▶ REQUEST
Each record must be reproduced exactly as it is shown.

==================================================

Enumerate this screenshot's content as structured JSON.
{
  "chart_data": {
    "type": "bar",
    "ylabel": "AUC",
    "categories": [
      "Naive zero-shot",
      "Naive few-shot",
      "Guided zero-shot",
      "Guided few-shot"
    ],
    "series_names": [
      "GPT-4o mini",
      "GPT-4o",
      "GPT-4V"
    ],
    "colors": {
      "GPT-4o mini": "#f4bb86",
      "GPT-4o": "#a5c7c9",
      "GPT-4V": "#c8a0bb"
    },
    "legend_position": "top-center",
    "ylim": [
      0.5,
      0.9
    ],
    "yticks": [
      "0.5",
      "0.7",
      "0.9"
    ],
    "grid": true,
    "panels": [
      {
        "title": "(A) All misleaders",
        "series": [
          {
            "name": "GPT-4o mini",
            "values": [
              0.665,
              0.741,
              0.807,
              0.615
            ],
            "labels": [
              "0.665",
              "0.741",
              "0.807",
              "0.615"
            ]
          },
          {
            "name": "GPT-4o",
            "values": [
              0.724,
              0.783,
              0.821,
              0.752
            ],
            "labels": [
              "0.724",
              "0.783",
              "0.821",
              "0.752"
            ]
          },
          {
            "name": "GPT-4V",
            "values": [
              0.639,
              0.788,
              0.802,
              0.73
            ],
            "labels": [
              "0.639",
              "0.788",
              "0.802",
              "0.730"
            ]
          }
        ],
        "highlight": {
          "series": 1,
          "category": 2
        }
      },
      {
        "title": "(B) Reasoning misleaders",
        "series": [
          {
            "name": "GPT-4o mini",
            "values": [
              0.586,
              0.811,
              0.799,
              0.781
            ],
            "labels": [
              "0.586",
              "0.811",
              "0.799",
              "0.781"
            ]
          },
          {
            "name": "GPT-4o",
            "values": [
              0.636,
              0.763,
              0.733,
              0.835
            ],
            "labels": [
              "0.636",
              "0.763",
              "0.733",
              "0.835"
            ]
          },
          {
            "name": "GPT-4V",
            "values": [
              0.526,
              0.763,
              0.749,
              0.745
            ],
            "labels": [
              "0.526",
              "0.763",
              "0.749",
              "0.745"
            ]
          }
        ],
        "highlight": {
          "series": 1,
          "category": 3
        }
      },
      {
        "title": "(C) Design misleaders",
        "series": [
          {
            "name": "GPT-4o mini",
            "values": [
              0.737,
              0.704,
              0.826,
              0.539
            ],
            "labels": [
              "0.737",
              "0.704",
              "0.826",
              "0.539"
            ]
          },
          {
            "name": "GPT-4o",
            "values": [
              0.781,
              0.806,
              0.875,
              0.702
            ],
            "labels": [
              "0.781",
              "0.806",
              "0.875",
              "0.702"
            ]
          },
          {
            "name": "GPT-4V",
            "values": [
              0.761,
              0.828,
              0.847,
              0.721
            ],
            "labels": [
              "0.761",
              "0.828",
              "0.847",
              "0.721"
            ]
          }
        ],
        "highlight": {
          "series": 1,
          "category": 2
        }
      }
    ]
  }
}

==================================================

▶ EXPECTED ANSWER
Enumerate this screenshot's content as structured JSON.
{
  "chart_data": {
    "type": "bar",
    "ylabel": "AUC",
    "categories": [
      "Naive zero-shot",
      "Naive few-shot",
      "Guided zero-shot",
      "Guided few-shot"
    ],
    "series_names": [
      "GPT-4o mini",
      "GPT-4o",
      "GPT-4V"
    ],
    "colors": {
      "GPT-4o mini": "#f4bb86",
      "GPT-4o": "#a5c7c9",
      "GPT-4V": "#c8a0bb"
    },
    "legend_position": "top-center",
    "ylim": [
      0.5,
      0.9
    ],
    "yticks": [
      "0.5",
      "0.7",
      "0.9"
    ],
    "grid": true,
    "panels": [
      {
        "title": "(A) All misleaders",
        "series": [
          {
            "name": "GPT-4o mini",
            "values": [
              0.665,
              0.741,
              0.807,
              0.615
            ],
            "labels": [
              "0.665",
              "0.741",
              "0.807",
              "0.615"
            ]
          },
          {
            "name": "GPT-4o",
            "values": [
              0.724,
              0.783,
              0.821,
              0.752
            ],
            "labels": [
              "0.724",
              "0.783",
              "0.821",
              "0.752"
            ]
          },
          {
            "name": "GPT-4V",
            "values": [
              0.639,
              0.788,
              0.802,
              0.73
            ],
            "labels": [
              "0.639",
              "0.788",
              "0.802",
              "0.730"
            ]
          }
        ],
        "highlight": {
          "series": 1,
          "category": 2
        }
      },
      {
        "title": "(B) Reasoning misleaders",
        "series": [
          {
            "name": "GPT-4o mini",
            "values": [
              0.586,
              0.811,
              0.799,
              0.781
            ],
            "labels": [
              "0.586",
              "0.811",
              "0.799",
              "0.781"
            ]
          },
          {
            "name": "GPT-4o",
            "values": [
              0.636,
              0.763,
              0.733,
              0.835
            ],
            "labels": [
              "0.636",
              "0.763",
              "0.733",
              "0.835"
            ]
          },
          {
            "name": "GPT-4V",
            "values": [
              0.526,
              0.763,
              0.749,
              0.745
            ],
            "labels": [
              "0.526",
              "0.763",
              "0.749",
              "0.745"
            ]
          }
        ],
        "highlight": {
          "series": 1,
          "category": 3
        }
      },
      {
        "title": "(C) Design misleaders",
        "series": [
          {
            "name": "GPT-4o mini",
            "values": [
              0.737,
              0.704,
              0.826,
              0.539
            ],
            "labels": [
              "0.737",
              "0.704",
              "0.826",
              "0.539"
            ]
          },
          {
            "name": "GPT-4o",
            "values": [
              0.781,
              0.806,
              0.875,
              0.702
            ],
            "labels": [
              "0.781",
              "0.806",
              "0.875",
              "0.702"
            ]
          },
          {
            "name": "GPT-4V",
            "values": [
              0.761,
              0.828,
              0.847,
              0.721
            ],
            "labels": [
              "0.761",
              "0.828",
              "0.847",
              "0.721"
            ]
          }
        ],
        "highlight": {
          "series": 1,
          "category": 2
        }
      }
    ]
  }
}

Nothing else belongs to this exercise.